(Travail à faire) Reproduisez fidèlement le passage du texte sur Frédéric Charles qui va de « Vous pensez si » jusqu'à « grave à Tokyo. » inclus.

(Texte proposé)
───

L’âme nippone 2

Frédéric Charles, de
son vrai nom Marie Chotek (ahah que je suis drôle), c'est la voix du
Japon pour France inter depuis plus de 30 ans qui nous raconte ce
Japon avec sa bourse qui flanche, sa terre qui tremble, ses îles qui
s'inondent (euh pas tant que ça d'ailleurs, il y a eu près de 80
morts mais autant Irène a fait causer d'elle autant Talas, notre
typhon, a été oublié…) et ses usines thermonucléaires qui
fuient.

Je me souviendrai
toujours de sa voix au moment du 11 mars (2011, je précise pour les
amnésiques ou les obsédés par Dsk et la campagne présidentielle
2012). A la fois oppressée, calme, quoique légèrement vacillante
avec dans le ton, une sourde lassitude angoissée lorsqu'il répétait
en parlant des secousses, et ça recommence, et ça recommence…

Vous pensez si cette
phrase me hante depuis que je vis sur le sous-sol japonais et qu'on a
cru malin de m'apprendre depuis peu que la faille s'était déplacée
juste sous mes pieds (je la vois presque!!!) à cause du séisme du
11 mars, ce qui augmente les risques de séisme grave à Tokyo.

  • Mimi! Le Syndic,
    c'était l'ennui et le coup du mépris mais au moins, tu étais en
    sécurité!

  • Et tu avais un
    travail!

Ma tante Dolorès, qui ne
veut plus aller en Espagne depuis que la terre au printemps a
trembloté, en compagnie de ma mère qui ne m'envoie pas de colis
alimentaires mais des adresses de sites pour trouver du travail au
Japon.

Frédéric Charles, donc.
Comme tant d'autres, à cause de son accent légèrement saccadé,
j'ai longtemps cru qu'il était d'origine japonaise. Depuis
Montreuil/bois, je me disais, forcément, une telle langue, un tel
pays, il faut en être pour pouvoir y capter quelque chose… ce qui
était un préjugé, et de taille, puisque l'homme est suisse et se
revendique ni « tatamisé » (expression qui signifie que
l'on se fait/veut plus japonais encore que monsieur Tanaka qui va
chercher son courrier en yukata et va tous les jours brûler son
encens au temple shinto d'à côté) ni 100% intégré dans ce pays
de montagnes à plus de 60%, au même titre que sa Suisse natale
qu'il semblerait presque vomir (en tout cas, fuir très
certainement).

Errant sur le site de
France inter telle une expatriée en manque d'informations de chez
soi, je suis tombée sur un portrait d'une heure de sa personne dans
l'émission d'été Témoins de passage, que je me propose
d'allègement pomper en partie ici car je suis sûre que ça vous
intéressera au moins autant que l'art d'aller aux chiottes au pays
du soleil levant (à venir, ne vous inquiétez pas) ou comment
enfiler un kimono (en soie) ou yukata (en coton) sans faire couler
son maquillage.

───

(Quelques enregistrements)
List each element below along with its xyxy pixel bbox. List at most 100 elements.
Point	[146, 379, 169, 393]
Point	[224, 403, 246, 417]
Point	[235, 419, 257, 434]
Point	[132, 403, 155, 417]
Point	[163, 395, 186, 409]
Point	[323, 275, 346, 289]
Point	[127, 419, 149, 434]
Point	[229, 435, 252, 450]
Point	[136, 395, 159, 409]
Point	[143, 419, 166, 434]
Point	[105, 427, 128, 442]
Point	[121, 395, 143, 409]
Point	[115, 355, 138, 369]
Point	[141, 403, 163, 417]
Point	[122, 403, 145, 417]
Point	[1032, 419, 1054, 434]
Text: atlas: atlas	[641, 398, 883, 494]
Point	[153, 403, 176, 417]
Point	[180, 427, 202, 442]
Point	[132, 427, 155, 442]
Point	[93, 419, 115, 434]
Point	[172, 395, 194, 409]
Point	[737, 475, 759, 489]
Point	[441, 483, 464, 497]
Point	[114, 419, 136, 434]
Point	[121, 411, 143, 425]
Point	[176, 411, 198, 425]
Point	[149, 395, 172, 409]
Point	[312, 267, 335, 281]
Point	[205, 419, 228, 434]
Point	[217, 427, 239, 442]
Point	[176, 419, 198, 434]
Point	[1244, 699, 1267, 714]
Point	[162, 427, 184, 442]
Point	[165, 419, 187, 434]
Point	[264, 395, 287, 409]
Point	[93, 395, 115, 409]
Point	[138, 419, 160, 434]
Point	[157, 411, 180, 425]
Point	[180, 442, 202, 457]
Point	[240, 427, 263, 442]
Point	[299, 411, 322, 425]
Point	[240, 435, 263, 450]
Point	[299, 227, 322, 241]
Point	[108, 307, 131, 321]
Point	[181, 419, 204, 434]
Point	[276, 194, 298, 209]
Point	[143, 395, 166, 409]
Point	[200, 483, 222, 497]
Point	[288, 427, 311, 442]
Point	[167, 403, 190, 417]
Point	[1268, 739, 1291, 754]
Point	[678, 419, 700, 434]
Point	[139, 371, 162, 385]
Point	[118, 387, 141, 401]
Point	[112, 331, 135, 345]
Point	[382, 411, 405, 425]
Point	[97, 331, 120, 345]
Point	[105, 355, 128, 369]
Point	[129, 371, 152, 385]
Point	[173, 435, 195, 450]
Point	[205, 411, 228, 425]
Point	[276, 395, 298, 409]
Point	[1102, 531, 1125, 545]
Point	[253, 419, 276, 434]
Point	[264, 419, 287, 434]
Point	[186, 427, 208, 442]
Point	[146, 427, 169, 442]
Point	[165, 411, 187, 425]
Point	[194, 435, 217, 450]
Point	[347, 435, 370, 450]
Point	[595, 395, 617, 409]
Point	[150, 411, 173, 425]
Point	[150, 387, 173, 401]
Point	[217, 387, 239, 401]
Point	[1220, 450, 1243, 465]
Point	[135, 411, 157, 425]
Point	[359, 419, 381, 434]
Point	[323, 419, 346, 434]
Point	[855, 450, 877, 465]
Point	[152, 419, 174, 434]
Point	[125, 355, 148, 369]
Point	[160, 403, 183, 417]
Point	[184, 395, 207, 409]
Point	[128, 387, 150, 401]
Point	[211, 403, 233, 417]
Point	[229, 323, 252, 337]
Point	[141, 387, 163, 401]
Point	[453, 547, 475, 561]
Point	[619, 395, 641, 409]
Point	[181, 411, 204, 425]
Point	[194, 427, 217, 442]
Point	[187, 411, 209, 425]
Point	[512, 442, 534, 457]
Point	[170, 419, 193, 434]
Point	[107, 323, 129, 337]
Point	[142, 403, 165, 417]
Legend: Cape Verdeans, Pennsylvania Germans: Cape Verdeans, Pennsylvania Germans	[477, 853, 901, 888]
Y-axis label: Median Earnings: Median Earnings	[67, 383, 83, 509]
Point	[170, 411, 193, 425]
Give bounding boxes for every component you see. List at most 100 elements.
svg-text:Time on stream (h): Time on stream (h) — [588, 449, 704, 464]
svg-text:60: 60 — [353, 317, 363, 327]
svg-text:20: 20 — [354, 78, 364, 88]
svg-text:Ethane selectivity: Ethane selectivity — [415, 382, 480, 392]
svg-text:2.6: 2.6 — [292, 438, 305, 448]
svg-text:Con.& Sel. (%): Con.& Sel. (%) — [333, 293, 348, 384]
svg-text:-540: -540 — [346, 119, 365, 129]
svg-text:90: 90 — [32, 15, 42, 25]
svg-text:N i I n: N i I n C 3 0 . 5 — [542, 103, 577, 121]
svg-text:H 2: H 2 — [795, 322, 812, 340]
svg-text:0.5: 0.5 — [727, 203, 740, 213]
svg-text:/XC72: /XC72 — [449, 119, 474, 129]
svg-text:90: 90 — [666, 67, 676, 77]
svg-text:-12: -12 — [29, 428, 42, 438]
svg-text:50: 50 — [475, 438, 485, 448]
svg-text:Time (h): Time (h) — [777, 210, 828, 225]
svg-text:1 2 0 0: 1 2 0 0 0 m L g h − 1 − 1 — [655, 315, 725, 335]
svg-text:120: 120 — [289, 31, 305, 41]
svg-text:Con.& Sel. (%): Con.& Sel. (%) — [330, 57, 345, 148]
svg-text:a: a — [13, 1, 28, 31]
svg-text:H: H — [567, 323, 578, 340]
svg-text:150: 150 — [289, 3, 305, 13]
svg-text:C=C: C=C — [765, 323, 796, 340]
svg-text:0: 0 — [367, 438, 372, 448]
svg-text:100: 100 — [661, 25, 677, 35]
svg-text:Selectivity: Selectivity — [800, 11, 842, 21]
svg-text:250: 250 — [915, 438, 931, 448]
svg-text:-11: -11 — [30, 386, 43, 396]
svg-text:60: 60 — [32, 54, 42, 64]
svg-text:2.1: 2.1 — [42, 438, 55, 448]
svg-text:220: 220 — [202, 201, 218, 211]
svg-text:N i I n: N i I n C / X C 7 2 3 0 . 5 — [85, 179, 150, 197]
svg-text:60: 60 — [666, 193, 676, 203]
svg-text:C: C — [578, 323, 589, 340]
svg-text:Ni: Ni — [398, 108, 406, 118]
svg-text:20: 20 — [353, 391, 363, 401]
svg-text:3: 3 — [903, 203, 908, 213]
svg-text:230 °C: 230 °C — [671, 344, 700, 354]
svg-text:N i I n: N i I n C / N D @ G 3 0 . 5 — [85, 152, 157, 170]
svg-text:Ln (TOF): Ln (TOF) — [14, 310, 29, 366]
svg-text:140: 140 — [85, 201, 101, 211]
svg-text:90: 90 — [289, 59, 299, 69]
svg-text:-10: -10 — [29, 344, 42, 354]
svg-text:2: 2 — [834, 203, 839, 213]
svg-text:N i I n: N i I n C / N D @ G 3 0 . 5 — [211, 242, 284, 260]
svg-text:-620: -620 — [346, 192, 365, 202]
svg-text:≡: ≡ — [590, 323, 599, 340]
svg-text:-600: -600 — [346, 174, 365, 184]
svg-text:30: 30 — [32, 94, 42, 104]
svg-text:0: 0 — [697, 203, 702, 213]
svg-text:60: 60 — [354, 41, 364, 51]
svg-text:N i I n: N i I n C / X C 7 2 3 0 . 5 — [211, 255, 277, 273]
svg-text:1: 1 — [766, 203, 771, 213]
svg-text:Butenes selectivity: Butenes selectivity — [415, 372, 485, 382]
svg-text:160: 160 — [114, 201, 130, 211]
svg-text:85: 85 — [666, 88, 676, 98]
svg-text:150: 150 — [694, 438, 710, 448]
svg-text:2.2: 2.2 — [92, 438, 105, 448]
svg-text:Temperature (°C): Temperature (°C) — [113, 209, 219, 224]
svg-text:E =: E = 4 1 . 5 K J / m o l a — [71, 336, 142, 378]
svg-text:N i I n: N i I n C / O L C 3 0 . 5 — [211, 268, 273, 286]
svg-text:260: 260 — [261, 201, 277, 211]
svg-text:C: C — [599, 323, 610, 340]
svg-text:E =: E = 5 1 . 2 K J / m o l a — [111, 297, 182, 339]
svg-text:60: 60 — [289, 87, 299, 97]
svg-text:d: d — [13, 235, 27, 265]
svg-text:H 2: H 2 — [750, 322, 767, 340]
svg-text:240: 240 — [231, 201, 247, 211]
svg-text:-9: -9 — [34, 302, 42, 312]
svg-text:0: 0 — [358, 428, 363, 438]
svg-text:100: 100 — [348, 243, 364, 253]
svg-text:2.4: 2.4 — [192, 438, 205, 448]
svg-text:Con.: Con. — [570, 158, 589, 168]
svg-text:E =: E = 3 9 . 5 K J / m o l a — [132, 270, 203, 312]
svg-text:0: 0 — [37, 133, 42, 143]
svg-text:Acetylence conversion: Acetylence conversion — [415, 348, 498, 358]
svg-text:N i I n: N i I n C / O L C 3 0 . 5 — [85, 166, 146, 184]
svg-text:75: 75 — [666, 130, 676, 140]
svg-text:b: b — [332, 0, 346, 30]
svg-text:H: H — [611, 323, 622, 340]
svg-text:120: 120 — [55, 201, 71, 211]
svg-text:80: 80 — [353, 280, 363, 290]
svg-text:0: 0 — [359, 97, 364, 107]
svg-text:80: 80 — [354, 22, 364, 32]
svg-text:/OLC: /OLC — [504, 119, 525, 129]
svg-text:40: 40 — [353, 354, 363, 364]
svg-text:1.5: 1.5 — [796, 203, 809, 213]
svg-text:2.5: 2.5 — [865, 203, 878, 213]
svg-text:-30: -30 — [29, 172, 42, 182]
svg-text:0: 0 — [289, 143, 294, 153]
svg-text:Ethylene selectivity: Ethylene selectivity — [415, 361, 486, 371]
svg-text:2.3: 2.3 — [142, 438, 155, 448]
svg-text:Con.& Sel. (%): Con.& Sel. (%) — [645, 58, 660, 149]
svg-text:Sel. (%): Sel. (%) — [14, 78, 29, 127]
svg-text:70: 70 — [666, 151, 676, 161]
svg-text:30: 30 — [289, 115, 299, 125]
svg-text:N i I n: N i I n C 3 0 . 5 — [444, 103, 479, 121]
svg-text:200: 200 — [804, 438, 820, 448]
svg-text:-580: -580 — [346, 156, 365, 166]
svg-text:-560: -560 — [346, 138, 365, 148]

───

(Résultat attendu)
Vous pensez si cette
phrase me hante depuis que je vis sur le sous-sol japonais et qu'on a
cru malin de m'apprendre depuis peu que la faille s'était déplacée
juste sous mes pieds (je la vois presque!!!) à cause du séisme du
11 mars, ce qui augmente les risques de séisme grave à Tokyo.